The request ▸
Copy out the lines that have "frac" in them.

——————

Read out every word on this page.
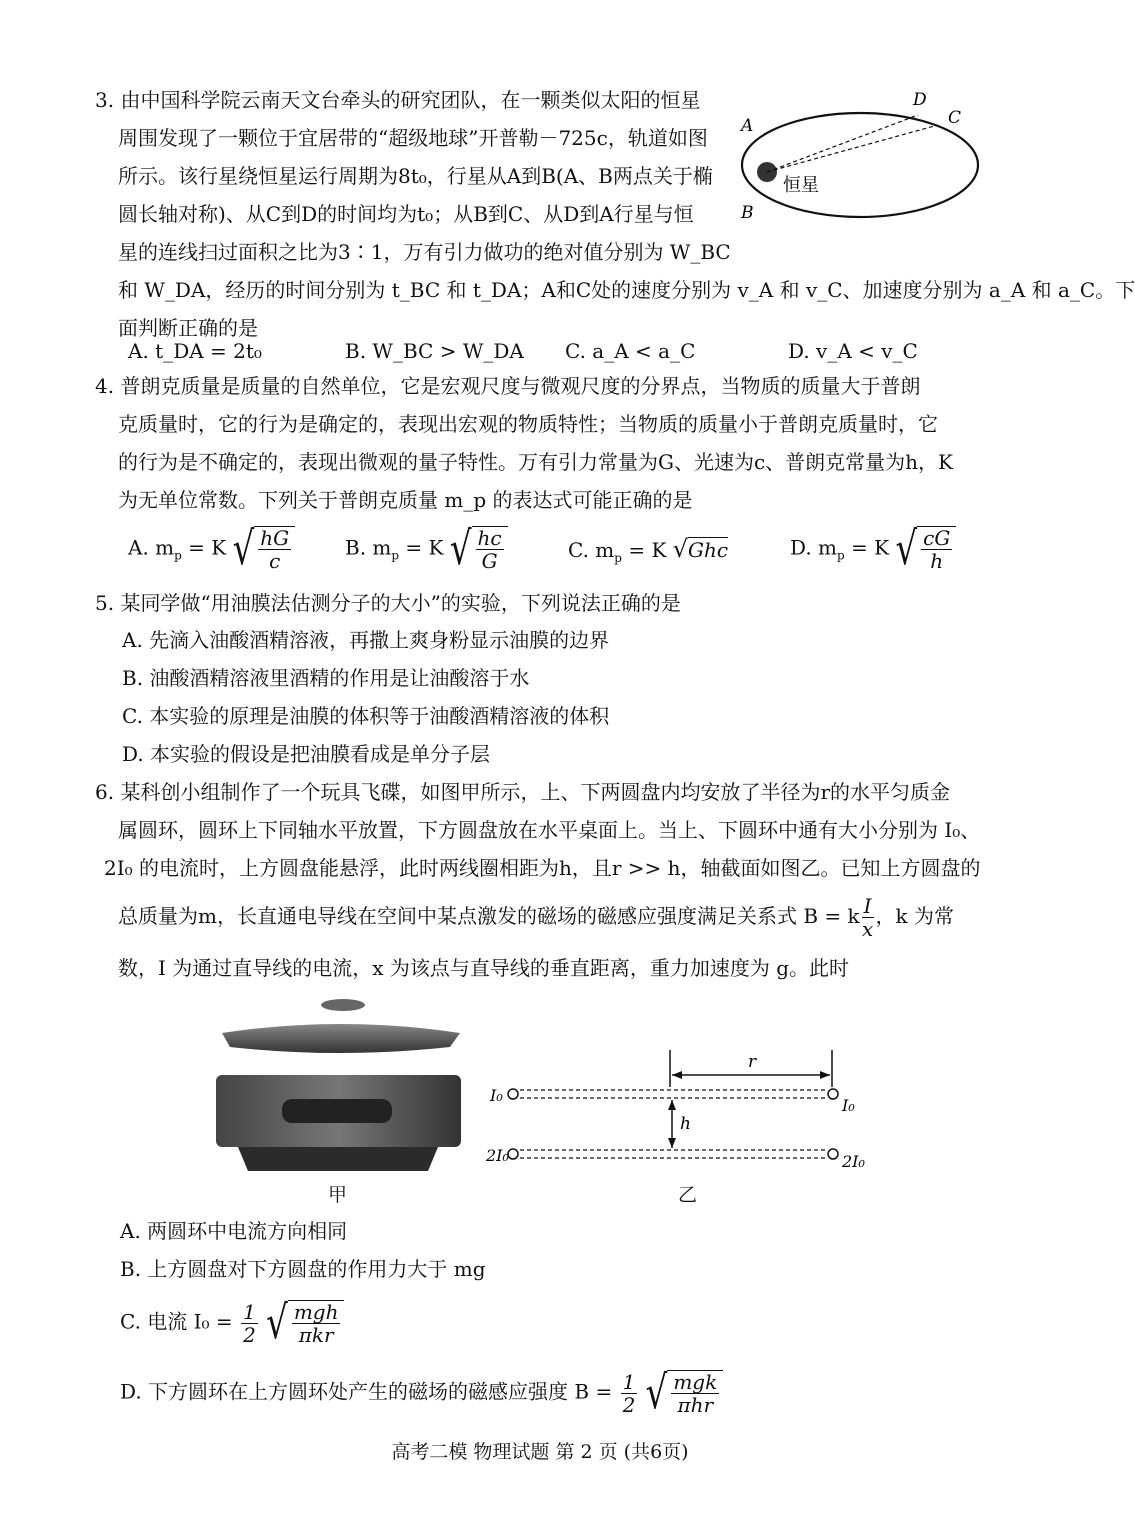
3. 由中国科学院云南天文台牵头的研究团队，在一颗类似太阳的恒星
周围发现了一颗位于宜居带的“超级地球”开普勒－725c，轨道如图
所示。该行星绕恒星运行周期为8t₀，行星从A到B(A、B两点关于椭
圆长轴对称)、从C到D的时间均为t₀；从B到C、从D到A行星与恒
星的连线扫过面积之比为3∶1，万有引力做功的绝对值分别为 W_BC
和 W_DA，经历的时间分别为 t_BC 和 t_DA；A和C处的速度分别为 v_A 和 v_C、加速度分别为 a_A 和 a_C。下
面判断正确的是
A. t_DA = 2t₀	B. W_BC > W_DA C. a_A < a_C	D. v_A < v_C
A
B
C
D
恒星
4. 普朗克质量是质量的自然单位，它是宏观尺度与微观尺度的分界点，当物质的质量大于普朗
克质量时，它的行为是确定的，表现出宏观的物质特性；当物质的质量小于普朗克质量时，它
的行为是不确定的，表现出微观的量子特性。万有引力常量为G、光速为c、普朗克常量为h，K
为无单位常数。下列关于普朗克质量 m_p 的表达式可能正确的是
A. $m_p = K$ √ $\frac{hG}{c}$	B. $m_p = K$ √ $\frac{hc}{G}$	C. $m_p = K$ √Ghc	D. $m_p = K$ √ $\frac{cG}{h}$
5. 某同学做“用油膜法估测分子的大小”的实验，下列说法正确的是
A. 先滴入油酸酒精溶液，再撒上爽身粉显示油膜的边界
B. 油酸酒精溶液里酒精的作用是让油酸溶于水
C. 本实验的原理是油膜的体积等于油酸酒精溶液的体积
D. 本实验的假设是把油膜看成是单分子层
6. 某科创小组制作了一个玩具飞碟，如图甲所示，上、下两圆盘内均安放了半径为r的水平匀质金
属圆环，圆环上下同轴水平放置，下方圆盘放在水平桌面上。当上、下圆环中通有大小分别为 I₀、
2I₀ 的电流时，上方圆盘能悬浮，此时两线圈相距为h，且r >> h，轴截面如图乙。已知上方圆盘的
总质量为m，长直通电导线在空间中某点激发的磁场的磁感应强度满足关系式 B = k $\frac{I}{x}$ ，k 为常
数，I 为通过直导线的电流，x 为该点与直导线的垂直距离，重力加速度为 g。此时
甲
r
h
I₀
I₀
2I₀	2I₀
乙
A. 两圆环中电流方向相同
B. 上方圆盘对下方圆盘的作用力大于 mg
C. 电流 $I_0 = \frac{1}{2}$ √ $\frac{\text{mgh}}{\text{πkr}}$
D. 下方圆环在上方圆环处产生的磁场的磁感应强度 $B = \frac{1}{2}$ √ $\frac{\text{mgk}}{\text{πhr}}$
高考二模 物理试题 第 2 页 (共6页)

——————

Solution ▸
A. $m_p = K$ √ $\frac{hG}{c}$	B. $m_p = K$ √ $\frac{hc}{G}$	C. $m_p = K$ √Ghc	D. $m_p = K$ √ $\frac{cG}{h}$
总质量为m，长直通电导线在空间中某点激发的磁场的磁感应强度满足关系式 B = k $\frac{I}{x}$ ，k 为常
C. 电流 $I_0 = \frac{1}{2}$ √ $\frac{\text{mgh}}{\text{πkr}}$
D. 下方圆环在上方圆环处产生的磁场的磁感应强度 $B = \frac{1}{2}$ √ $\frac{\text{mgk}}{\text{πhr}}$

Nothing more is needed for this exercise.